_Aim:_ Lines containing the word "세액공제" should be extracted in full.

---

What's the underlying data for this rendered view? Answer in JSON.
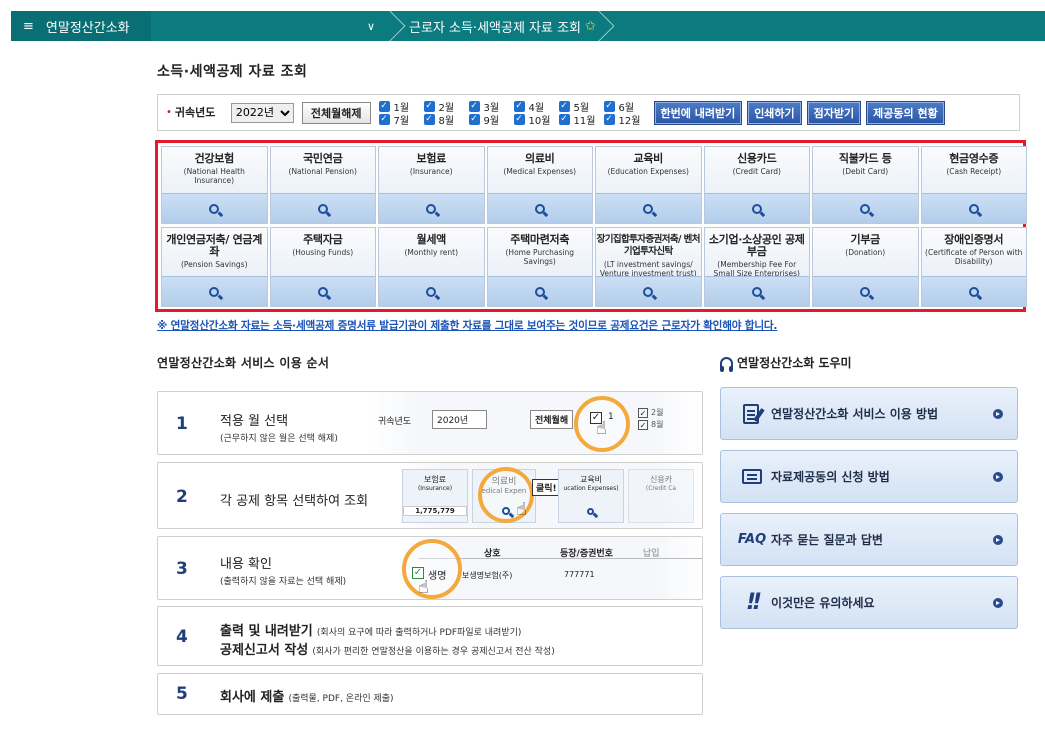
{
  "topbar": {
    "menu_label": "연말정산간소화",
    "crumb_label": "근로자 소득·세액공제 자료 조회"
  },
  "page_title": "소득·세액공제 자료 조회",
  "filter": {
    "year_label": "귀속년도",
    "year_value": "2022년",
    "deselect_all": "전체월해제",
    "months": [
      "1월",
      "2월",
      "3월",
      "4월",
      "5월",
      "6월",
      "7월",
      "8월",
      "9월",
      "10월",
      "11월",
      "12월"
    ],
    "buttons": [
      "한번에 내려받기",
      "인쇄하기",
      "점자받기",
      "제공동의 현황"
    ]
  },
  "categories": [
    {
      "ko": "건강보험",
      "en": "(National Health Insurance)"
    },
    {
      "ko": "국민연금",
      "en": "(National Pension)"
    },
    {
      "ko": "보험료",
      "en": "(Insurance)"
    },
    {
      "ko": "의료비",
      "en": "(Medical Expenses)"
    },
    {
      "ko": "교육비",
      "en": "(Education Expenses)"
    },
    {
      "ko": "신용카드",
      "en": "(Credit Card)"
    },
    {
      "ko": "직불카드 등",
      "en": "(Debit Card)"
    },
    {
      "ko": "현금영수증",
      "en": "(Cash Receipt)"
    },
    {
      "ko": "개인연금저축/ 연금계좌",
      "en": "(Pension Savings)"
    },
    {
      "ko": "주택자금",
      "en": "(Housing Funds)"
    },
    {
      "ko": "월세액",
      "en": "(Monthly rent)"
    },
    {
      "ko": "주택마련저축",
      "en": "(Home Purchasing Savings)"
    },
    {
      "ko": "장기집합투자증권저축/ 벤처기업투자신탁",
      "en": "(LT investment savings/ Venture investment trust)"
    },
    {
      "ko": "소기업·소상공인 공제부금",
      "en": "(Membership Fee For Small Size Enterprises)"
    },
    {
      "ko": "기부금",
      "en": "(Donation)"
    },
    {
      "ko": "장애인증명서",
      "en": "(Certificate of Person with Disability)"
    }
  ],
  "notice": "※ 연말정산간소화 자료는 소득·세액공제 증명서류 발급기관이 제출한 자료를 그대로 보여주는 것이므로 공제요건은 근로자가 확인해야 합니다.",
  "steps_title": "연말정산간소화 서비스 이용 순서",
  "steps": [
    {
      "num": "1",
      "title": "적용 월 선택",
      "sub": "(근무하지 않은 월은 선택 해제)"
    },
    {
      "num": "2",
      "title": "각 공제 항목 선택하여 조회",
      "sub": ""
    },
    {
      "num": "3",
      "title": "내용 확인",
      "sub": "(출력하지 않을 자료는 선택 해제)"
    },
    {
      "num": "4",
      "title": "출력 및 내려받기",
      "sub": "(회사의 요구에 따라 출력하거나 PDF파일로 내려받기)",
      "title2": "공제신고서 작성",
      "sub2": "(회사가 편리한 연말정산을 이용하는 경우 공제신고서 전산 작성)"
    },
    {
      "num": "5",
      "title": "회사에 제출",
      "sub": "(출력물, PDF, 온라인 제출)"
    }
  ],
  "step_illus": {
    "s1_year_label": "귀속년도",
    "s1_year": "2020년",
    "s1_btn": "전체월해",
    "s1_m1": "1",
    "s1_m2": "2월",
    "s1_m8": "8월",
    "s2_c1": "보험료",
    "s2_c1en": "(Insurance)",
    "s2_c1val": "1,775,779",
    "s2_c2": "의료비",
    "s2_c2en": "edical Expen",
    "s2_click": "클릭!",
    "s2_c3": "교육비",
    "s2_c3en": "ucation Expenses)",
    "s2_c4": "신용카",
    "s2_c4en": "(Credit Ca",
    "s3_h1": "상호",
    "s3_h2": "등장/증권번호",
    "s3_h3": "납입",
    "s3_row1a": "생명",
    "s3_row1b": "보생명보험(주)",
    "s3_row1c": "777771"
  },
  "helper_title": "연말정산간소화 도우미",
  "helpers": [
    {
      "label": "연말정산간소화 서비스 이용 방법"
    },
    {
      "label": "자료제공동의 신청 방법"
    },
    {
      "icon_text": "FAQ",
      "label": "자주 묻는 질문과 답변"
    },
    {
      "label": "이것만은 유의하세요"
    }
  ]
}
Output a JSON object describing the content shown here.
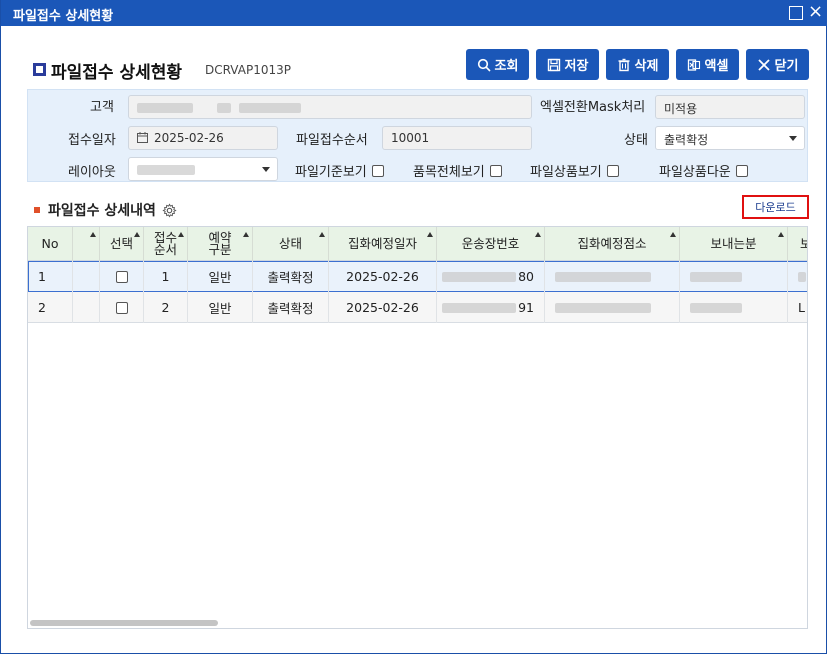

---

_Task output:_
    "crumb_label": "근로자 소득·세액공제 자료 조회"
  "page_title": "소득·세액공제 자료 조회",
  "notice": "※ 연말정산간소화 자료는 소득·세액공제 증명서류 발급기관이 제출한 자료를 그대로 보여주는 것이므로 공제요건은 근로자가 확인해야 합니다.",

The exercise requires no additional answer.